## Requirements:
Filter the records below and copy every line containing the word "배터리를".
── Supplied material
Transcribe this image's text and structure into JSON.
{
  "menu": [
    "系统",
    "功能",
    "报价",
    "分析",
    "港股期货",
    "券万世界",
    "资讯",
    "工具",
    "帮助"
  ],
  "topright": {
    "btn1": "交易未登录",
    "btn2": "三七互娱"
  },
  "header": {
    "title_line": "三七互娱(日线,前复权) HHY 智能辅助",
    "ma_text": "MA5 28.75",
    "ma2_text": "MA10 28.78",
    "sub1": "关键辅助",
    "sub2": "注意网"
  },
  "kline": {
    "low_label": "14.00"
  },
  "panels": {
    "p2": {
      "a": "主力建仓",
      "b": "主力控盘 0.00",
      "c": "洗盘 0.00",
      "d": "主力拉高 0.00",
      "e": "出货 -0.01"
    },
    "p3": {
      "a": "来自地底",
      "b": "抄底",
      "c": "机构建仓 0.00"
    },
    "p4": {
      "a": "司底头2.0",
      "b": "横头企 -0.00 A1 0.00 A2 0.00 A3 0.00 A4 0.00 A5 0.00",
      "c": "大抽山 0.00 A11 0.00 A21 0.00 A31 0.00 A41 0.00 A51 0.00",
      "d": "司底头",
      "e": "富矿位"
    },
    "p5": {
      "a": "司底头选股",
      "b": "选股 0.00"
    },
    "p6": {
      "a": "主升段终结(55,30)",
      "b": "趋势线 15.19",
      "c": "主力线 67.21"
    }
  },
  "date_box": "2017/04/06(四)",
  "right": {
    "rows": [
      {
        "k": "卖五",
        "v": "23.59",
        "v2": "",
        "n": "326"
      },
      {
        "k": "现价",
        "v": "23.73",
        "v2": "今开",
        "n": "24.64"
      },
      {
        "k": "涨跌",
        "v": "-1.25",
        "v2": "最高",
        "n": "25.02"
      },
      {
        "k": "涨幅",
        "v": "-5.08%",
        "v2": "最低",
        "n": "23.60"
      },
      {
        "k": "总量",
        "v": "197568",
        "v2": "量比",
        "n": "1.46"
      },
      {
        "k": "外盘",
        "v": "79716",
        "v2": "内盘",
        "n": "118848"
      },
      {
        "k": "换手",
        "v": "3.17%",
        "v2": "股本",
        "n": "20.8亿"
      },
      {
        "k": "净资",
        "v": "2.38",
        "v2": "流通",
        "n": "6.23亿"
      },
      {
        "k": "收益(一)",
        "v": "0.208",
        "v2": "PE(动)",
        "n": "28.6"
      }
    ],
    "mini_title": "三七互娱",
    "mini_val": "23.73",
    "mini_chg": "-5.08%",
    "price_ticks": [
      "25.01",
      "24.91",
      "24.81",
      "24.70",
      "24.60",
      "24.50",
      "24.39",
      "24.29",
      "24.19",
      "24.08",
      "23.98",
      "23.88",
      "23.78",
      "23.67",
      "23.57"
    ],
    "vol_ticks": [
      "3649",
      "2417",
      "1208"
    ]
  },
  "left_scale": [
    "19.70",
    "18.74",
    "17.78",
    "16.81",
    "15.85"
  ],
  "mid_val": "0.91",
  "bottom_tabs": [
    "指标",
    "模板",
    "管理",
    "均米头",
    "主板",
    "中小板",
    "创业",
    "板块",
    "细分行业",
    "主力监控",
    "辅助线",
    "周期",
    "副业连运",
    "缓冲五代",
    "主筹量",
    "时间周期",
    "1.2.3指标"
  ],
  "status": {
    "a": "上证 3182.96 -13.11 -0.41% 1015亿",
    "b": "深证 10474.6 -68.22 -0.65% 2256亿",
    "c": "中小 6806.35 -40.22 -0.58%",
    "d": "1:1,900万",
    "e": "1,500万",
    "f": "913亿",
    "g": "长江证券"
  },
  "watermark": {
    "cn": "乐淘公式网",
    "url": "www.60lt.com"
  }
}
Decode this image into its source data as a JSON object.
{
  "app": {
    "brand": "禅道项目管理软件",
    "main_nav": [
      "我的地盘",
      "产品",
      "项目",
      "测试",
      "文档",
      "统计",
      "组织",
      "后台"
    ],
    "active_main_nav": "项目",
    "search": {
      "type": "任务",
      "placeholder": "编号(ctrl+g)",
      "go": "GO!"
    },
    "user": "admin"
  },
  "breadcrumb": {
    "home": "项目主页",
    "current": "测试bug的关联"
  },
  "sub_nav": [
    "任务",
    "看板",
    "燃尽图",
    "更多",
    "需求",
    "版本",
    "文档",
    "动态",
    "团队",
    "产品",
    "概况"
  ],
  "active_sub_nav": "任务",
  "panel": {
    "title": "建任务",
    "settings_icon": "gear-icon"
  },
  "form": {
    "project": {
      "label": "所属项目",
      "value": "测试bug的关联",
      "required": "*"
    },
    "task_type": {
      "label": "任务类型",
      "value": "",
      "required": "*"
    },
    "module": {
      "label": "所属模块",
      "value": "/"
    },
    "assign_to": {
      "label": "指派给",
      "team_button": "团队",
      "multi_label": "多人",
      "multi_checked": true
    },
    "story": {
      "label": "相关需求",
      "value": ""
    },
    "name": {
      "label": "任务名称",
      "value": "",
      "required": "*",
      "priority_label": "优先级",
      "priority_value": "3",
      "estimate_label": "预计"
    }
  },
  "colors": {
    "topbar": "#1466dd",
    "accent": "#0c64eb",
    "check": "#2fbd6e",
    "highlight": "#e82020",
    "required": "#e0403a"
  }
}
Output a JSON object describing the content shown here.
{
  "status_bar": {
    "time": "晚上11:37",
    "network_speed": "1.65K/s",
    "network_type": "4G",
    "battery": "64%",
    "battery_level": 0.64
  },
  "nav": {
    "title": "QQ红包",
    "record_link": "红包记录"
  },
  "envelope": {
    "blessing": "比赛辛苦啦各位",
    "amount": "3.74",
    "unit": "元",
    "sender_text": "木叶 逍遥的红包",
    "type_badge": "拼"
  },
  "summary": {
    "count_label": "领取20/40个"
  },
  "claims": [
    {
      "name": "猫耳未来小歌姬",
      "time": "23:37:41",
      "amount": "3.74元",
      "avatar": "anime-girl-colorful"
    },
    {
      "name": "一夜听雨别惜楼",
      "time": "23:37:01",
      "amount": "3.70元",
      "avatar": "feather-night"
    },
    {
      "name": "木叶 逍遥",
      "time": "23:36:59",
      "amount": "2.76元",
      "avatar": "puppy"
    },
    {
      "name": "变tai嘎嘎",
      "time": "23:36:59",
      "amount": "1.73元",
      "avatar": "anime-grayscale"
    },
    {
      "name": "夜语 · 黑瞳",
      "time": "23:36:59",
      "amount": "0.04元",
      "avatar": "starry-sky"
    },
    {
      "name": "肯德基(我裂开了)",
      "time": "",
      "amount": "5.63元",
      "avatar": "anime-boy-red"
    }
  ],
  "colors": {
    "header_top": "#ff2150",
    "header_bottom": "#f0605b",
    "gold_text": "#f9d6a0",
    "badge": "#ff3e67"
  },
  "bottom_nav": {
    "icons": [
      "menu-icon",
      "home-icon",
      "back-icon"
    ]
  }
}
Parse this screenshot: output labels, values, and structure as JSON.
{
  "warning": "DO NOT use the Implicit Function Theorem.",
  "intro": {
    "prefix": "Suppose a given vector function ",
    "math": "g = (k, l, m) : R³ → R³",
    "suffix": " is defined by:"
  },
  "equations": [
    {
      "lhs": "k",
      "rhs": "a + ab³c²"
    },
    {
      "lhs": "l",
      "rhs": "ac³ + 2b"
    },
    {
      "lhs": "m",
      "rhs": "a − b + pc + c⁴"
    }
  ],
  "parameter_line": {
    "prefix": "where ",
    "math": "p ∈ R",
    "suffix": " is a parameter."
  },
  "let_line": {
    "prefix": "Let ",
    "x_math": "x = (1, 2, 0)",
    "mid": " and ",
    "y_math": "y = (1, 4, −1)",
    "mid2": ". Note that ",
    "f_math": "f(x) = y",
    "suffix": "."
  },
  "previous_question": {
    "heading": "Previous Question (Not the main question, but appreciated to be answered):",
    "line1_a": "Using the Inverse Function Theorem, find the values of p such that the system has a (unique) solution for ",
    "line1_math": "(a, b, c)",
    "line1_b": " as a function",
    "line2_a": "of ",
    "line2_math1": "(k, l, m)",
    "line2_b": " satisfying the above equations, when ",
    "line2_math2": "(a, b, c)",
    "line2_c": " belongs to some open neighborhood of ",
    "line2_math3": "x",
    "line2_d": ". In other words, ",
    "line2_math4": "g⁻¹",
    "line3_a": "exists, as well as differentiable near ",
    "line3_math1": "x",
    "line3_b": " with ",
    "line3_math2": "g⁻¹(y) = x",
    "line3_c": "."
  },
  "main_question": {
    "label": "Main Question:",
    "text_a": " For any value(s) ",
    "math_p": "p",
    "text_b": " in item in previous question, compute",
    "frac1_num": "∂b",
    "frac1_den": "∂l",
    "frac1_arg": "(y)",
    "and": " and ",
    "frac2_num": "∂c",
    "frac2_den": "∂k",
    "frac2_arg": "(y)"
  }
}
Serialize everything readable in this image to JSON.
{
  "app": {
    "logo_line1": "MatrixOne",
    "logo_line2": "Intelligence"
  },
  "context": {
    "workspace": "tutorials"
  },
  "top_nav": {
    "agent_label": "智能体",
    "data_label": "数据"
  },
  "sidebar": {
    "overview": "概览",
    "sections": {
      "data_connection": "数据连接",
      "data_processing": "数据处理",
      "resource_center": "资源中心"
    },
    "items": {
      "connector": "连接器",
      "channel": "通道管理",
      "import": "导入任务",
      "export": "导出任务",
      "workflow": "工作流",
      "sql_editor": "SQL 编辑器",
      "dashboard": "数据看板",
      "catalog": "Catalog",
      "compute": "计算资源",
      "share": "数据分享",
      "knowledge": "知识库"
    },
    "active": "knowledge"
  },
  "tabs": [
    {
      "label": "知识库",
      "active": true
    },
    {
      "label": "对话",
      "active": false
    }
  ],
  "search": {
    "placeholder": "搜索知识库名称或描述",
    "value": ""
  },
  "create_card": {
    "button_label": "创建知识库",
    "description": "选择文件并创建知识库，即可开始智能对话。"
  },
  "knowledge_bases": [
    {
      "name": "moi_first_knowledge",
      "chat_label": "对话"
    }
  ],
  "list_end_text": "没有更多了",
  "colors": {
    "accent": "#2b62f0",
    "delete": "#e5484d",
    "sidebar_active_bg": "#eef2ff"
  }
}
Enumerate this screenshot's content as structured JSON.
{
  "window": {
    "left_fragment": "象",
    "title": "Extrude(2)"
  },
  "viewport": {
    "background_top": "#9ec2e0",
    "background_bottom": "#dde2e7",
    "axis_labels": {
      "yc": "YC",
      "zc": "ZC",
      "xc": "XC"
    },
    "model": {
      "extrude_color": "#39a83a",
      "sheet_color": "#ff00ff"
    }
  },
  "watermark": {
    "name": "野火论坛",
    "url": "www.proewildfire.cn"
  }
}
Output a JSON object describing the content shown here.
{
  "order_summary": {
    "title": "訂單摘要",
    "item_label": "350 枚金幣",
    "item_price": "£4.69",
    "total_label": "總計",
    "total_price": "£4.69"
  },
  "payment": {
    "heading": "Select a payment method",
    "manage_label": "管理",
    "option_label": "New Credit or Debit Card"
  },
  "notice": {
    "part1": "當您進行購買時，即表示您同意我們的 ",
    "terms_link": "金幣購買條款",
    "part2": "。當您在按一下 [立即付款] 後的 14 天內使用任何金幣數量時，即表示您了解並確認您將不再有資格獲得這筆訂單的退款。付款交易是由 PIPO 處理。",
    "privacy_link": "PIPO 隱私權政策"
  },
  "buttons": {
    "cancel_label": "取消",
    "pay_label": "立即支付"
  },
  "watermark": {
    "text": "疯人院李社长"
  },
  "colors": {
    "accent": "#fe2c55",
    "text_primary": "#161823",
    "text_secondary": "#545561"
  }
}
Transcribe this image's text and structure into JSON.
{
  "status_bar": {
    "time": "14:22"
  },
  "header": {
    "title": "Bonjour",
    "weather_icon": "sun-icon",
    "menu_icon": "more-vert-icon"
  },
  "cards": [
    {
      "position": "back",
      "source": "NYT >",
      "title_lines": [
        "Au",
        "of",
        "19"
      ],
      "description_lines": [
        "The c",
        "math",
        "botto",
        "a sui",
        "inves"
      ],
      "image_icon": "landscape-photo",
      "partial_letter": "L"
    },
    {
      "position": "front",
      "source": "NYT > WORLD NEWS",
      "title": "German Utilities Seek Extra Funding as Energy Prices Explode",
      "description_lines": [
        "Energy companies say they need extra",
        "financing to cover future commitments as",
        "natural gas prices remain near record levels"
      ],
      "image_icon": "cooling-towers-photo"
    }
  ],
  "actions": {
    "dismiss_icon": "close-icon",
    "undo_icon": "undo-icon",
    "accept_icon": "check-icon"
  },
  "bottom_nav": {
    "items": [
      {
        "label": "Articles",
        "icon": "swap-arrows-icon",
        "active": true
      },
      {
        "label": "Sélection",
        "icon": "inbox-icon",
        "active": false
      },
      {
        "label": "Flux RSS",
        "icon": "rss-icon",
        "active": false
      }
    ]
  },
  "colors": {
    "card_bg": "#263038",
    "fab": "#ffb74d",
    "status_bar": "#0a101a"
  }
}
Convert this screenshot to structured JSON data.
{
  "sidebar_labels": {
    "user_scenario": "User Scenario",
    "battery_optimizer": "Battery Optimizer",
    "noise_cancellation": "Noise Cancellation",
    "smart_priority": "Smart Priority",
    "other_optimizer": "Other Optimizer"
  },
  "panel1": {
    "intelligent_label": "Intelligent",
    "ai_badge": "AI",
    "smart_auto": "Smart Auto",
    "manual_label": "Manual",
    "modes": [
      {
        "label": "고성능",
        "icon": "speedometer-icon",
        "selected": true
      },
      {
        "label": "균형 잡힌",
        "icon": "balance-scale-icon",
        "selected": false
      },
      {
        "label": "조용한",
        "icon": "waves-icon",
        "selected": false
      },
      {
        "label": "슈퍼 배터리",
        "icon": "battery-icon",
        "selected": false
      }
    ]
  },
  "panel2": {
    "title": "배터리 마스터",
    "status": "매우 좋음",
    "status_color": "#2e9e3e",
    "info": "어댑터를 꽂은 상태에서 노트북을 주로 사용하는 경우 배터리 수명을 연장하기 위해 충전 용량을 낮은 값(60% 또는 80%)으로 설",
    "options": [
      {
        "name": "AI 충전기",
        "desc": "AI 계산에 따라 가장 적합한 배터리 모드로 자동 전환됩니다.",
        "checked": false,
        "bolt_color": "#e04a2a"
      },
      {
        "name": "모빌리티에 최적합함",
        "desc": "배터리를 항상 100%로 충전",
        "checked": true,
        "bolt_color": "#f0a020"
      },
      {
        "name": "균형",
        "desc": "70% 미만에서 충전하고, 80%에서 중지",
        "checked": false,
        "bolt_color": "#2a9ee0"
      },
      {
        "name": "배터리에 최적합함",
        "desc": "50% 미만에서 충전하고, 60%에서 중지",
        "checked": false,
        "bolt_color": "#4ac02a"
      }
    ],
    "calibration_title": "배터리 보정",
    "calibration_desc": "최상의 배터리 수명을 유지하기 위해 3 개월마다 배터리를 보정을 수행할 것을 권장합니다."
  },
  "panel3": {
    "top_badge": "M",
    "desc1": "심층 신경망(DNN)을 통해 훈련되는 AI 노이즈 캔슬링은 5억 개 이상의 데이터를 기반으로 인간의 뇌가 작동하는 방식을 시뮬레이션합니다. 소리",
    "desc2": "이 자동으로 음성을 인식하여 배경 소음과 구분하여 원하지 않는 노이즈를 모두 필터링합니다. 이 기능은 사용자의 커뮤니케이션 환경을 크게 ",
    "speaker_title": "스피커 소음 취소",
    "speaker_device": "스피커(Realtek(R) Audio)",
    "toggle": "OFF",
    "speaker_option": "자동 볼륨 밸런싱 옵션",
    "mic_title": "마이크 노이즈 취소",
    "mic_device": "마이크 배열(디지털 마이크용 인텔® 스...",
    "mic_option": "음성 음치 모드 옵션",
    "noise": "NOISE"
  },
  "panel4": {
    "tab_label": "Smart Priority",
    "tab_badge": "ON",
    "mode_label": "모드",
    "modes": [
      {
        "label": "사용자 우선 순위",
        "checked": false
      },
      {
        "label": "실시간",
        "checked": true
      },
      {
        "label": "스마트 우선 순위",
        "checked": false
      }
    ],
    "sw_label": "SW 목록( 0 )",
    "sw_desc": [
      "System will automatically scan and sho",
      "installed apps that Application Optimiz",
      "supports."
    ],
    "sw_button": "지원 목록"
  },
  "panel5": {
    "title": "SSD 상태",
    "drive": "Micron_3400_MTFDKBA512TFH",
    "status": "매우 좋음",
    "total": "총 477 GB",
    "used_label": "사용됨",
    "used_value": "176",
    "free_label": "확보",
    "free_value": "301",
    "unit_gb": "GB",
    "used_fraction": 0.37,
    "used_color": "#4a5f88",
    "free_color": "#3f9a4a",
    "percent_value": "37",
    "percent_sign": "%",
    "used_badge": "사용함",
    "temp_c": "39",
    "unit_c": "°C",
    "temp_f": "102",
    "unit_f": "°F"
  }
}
────
## The reply:
        "desc": "배터리를 항상 100%로 충전",
    "calibration_desc": "최상의 배터리 수명을 유지하기 위해 3 개월마다 배터리를 보정을 수행할 것을 권장합니다."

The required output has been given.